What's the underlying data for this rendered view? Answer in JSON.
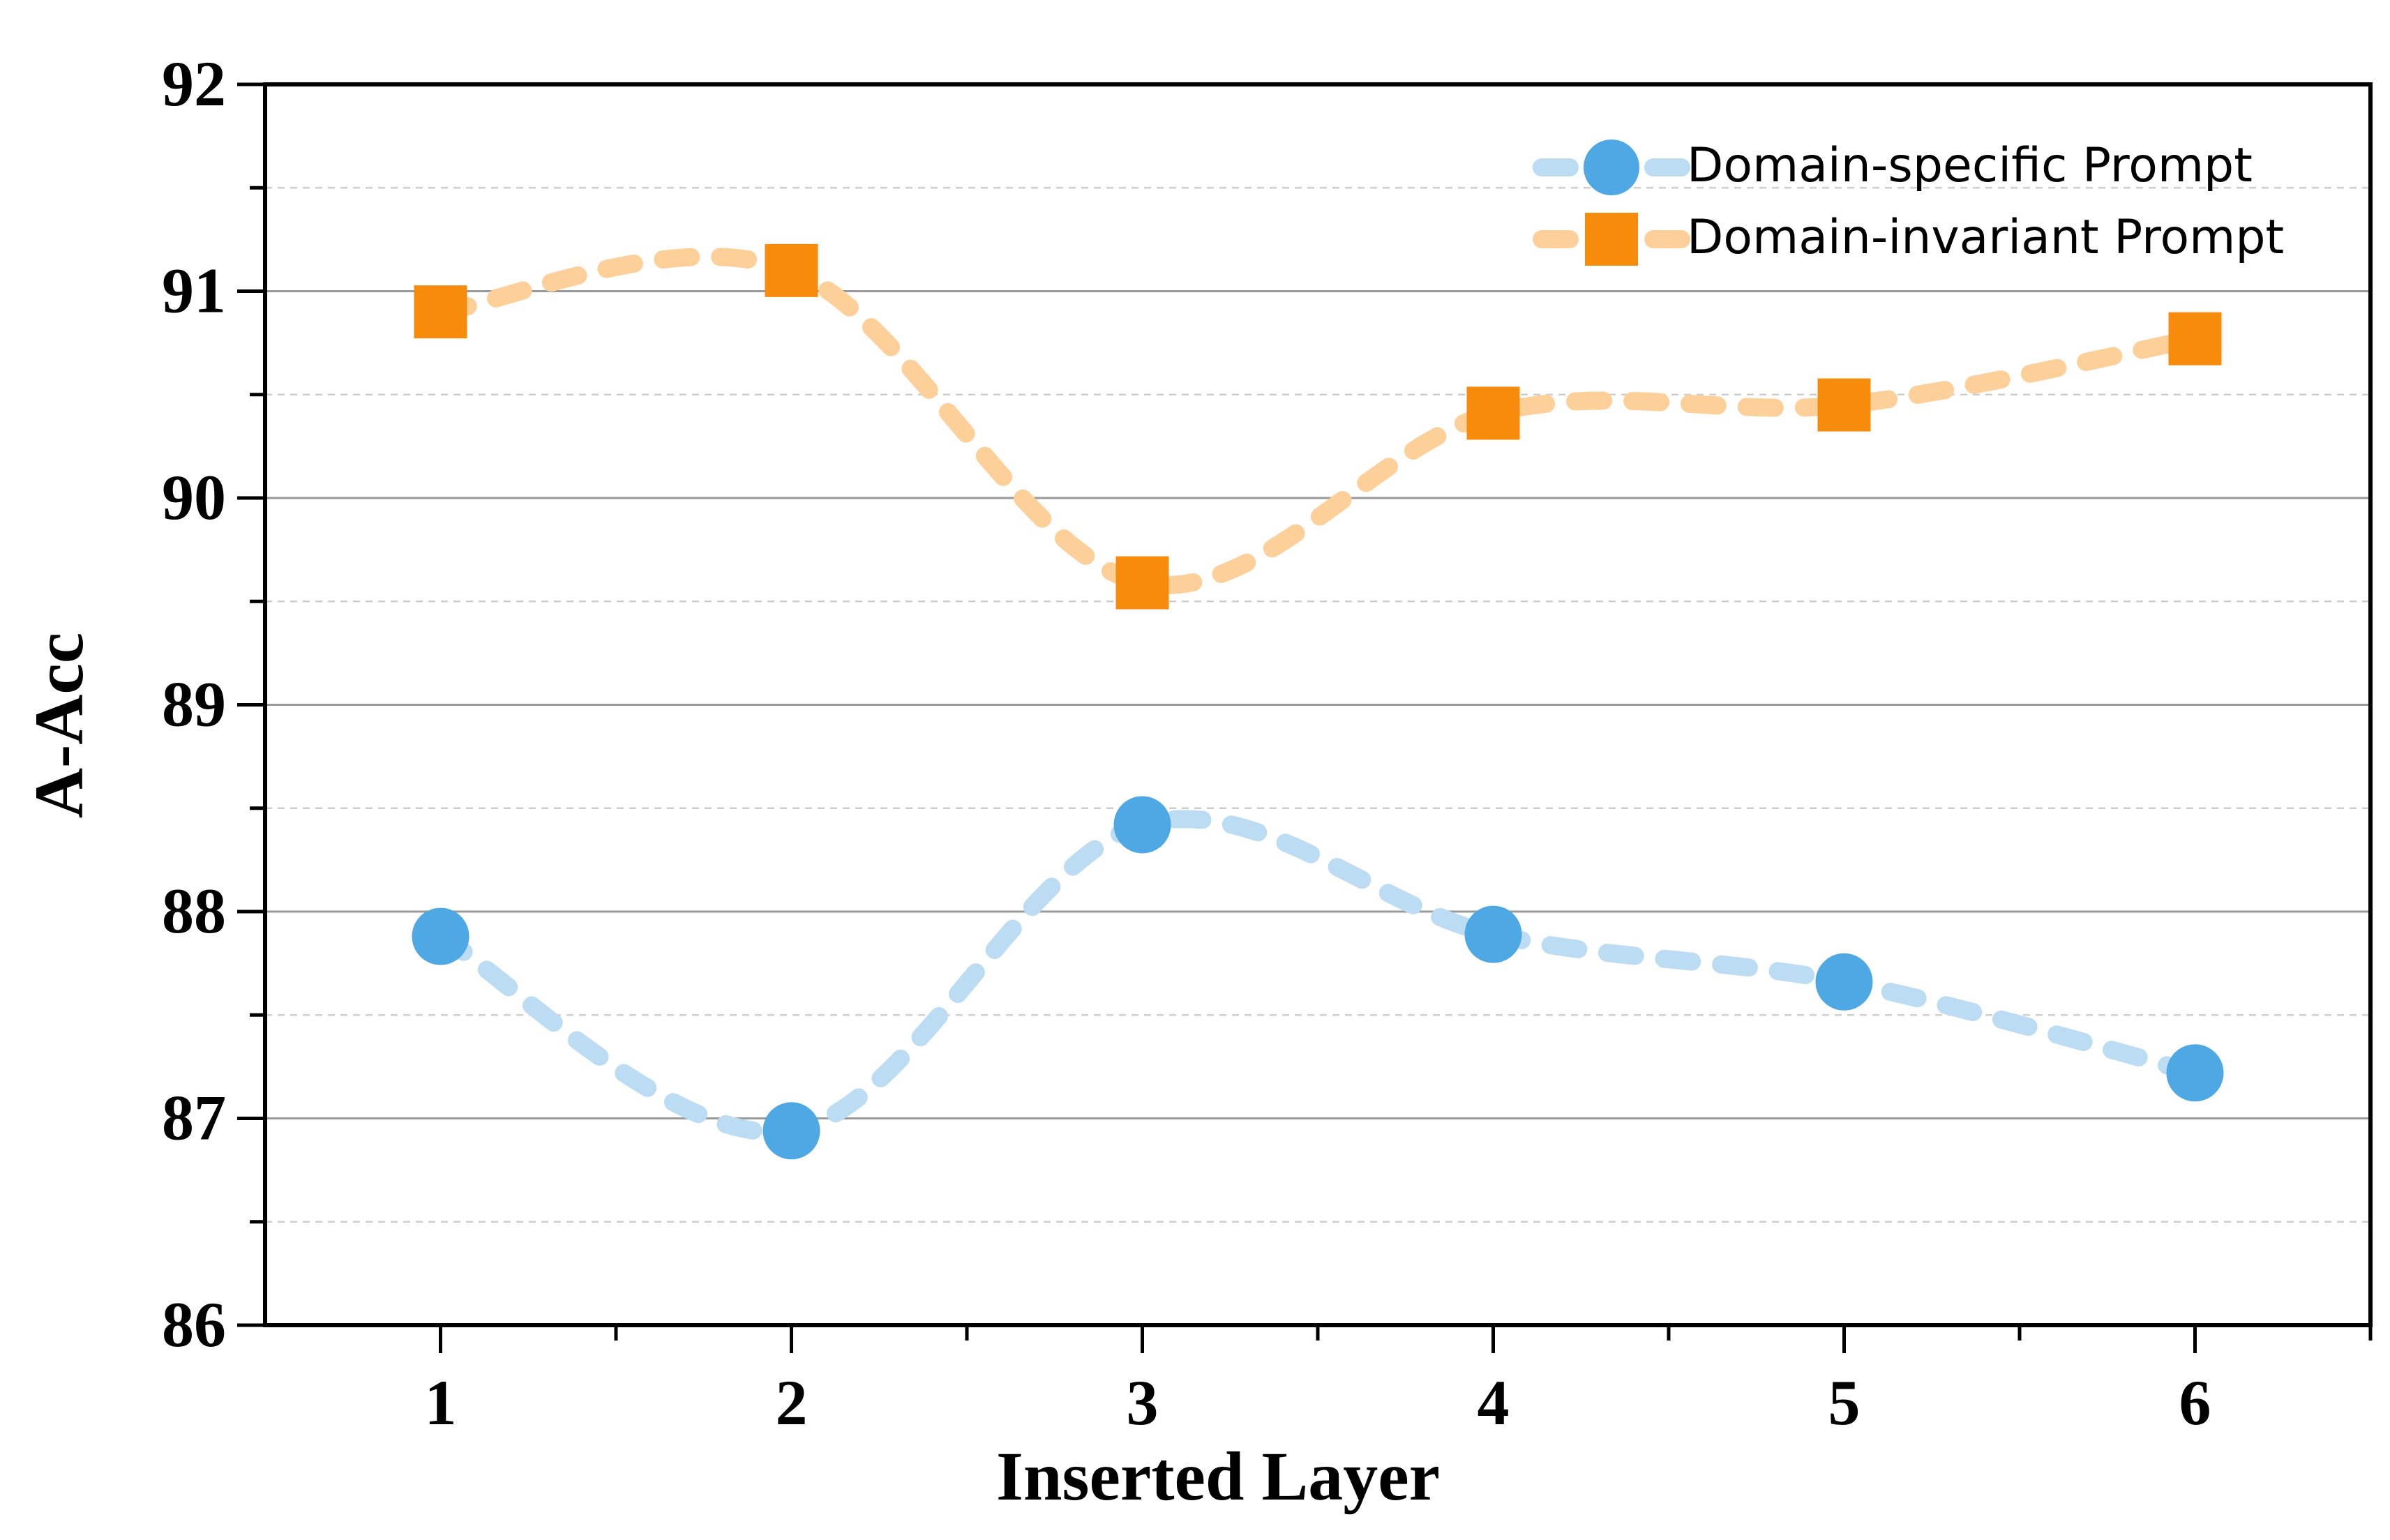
{
  "chart_data": {
    "type": "line",
    "title": "",
    "xlabel": "Inserted Layer",
    "ylabel": "A-Acc",
    "x": [
      1,
      2,
      3,
      4,
      5,
      6
    ],
    "x_tick_labels": [
      "1",
      "2",
      "3",
      "4",
      "5",
      "6"
    ],
    "xlim": [
      0.5,
      6.5
    ],
    "ylim": [
      86,
      92
    ],
    "y_ticks": [
      86,
      87,
      88,
      89,
      90,
      91,
      92
    ],
    "y_tick_labels": [
      "86",
      "87",
      "88",
      "89",
      "90",
      "91",
      "92"
    ],
    "grid": true,
    "legend_position": "top-right",
    "series": [
      {
        "name": "Domain-specific Prompt",
        "marker": "circle",
        "line_style": "dashed",
        "color": "#4ea8e3",
        "line_color": "#bcdcf4",
        "values": [
          87.88,
          86.94,
          88.42,
          87.89,
          87.66,
          87.22
        ]
      },
      {
        "name": "Domain-invariant Prompt",
        "marker": "square",
        "line_style": "dashed",
        "color": "#f68b0c",
        "line_color": "#fdd099",
        "values": [
          90.9,
          91.1,
          89.59,
          90.41,
          90.45,
          90.77
        ]
      }
    ]
  }
}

Given problem:
Output all of the entries verbatim, leaving out any images.

Response to the task:
What's the underlying data for this rendered view? Answer in JSON.
{
  "chart_data": {
    "type": "line",
    "title": "",
    "xlabel": "Inserted Layer",
    "ylabel": "A-Acc",
    "x": [
      1,
      2,
      3,
      4,
      5,
      6
    ],
    "x_tick_labels": [
      "1",
      "2",
      "3",
      "4",
      "5",
      "6"
    ],
    "xlim": [
      0.5,
      6.5
    ],
    "ylim": [
      86,
      92
    ],
    "y_ticks": [
      86,
      87,
      88,
      89,
      90,
      91,
      92
    ],
    "y_tick_labels": [
      "86",
      "87",
      "88",
      "89",
      "90",
      "91",
      "92"
    ],
    "grid": true,
    "legend_position": "top-right",
    "series": [
      {
        "name": "Domain-specific Prompt",
        "marker": "circle",
        "line_style": "dashed",
        "color": "#4ea8e3",
        "line_color": "#bcdcf4",
        "values": [
          87.88,
          86.94,
          88.42,
          87.89,
          87.66,
          87.22
        ]
      },
      {
        "name": "Domain-invariant Prompt",
        "marker": "square",
        "line_style": "dashed",
        "color": "#f68b0c",
        "line_color": "#fdd099",
        "values": [
          90.9,
          91.1,
          89.59,
          90.41,
          90.45,
          90.77
        ]
      }
    ]
  }
}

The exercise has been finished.